◆ Work instructions
Identify all lines below that hold "name" and collect them.

◆ Provided entries

——

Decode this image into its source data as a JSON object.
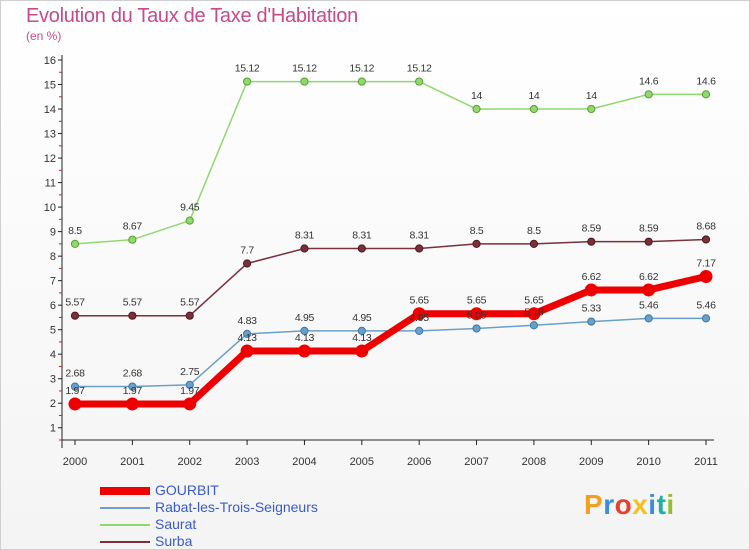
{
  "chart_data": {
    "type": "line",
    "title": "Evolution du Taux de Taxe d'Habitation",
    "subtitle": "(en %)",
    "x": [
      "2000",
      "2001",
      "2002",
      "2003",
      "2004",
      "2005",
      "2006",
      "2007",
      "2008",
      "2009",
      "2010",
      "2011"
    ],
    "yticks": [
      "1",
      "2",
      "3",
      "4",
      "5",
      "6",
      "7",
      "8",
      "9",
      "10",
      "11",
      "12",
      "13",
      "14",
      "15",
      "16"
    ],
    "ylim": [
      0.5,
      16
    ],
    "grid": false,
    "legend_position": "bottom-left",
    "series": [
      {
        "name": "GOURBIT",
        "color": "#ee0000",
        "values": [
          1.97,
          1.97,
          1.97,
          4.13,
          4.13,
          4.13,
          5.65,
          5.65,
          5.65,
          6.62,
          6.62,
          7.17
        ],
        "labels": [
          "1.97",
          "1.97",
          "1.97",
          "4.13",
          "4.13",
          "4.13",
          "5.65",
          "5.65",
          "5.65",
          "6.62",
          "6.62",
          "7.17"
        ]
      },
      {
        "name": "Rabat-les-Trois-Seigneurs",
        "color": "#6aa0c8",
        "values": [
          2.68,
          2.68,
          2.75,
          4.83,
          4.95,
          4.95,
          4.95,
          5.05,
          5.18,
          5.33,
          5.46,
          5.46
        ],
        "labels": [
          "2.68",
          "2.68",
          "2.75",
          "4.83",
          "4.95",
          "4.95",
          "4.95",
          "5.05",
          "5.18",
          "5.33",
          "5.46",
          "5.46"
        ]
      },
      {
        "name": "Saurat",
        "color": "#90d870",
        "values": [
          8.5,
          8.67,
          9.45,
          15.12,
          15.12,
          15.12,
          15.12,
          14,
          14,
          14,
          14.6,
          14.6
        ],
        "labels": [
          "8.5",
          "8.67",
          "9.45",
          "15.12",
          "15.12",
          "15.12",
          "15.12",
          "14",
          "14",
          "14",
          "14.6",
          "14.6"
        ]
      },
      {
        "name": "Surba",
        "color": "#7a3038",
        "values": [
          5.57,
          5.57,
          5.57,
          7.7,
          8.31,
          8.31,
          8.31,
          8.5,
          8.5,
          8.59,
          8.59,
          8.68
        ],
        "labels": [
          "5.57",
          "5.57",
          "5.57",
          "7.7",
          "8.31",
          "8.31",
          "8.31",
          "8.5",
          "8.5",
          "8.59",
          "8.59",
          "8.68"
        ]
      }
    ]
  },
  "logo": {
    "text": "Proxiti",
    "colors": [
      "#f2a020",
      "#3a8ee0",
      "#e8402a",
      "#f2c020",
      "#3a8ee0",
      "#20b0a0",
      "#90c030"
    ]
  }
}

——

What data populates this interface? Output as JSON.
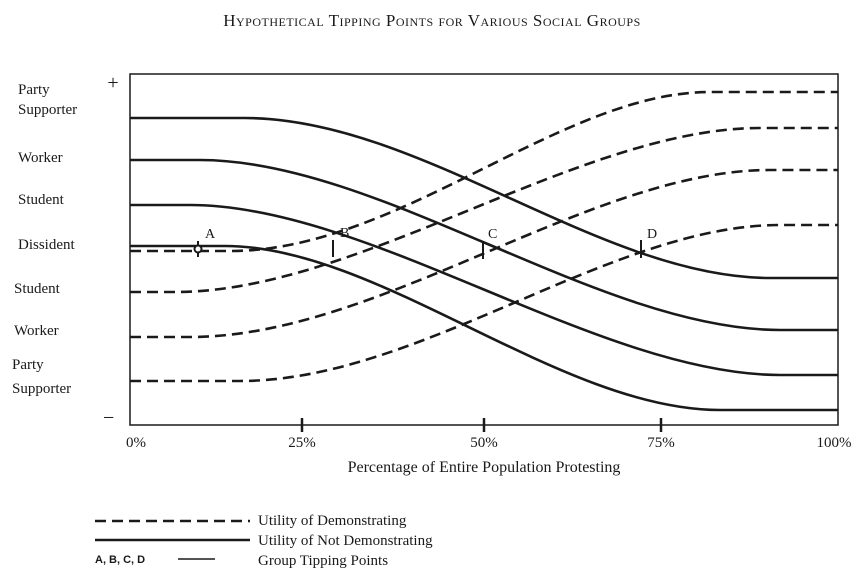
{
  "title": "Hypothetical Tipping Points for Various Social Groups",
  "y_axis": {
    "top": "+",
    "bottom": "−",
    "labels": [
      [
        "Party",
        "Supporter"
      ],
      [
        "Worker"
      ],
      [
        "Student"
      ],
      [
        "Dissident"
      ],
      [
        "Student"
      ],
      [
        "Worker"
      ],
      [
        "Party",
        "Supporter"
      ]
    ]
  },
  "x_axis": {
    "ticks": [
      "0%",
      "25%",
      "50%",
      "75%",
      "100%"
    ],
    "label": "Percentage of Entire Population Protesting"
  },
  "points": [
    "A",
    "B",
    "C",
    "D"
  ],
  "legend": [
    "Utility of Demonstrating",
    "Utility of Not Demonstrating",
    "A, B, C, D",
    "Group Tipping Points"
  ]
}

——

◆ Answer
        "name": "GOURBIT",
        "name": "Rabat-les-Trois-Seigneurs",
        "name": "Saurat",
        "name": "Surba",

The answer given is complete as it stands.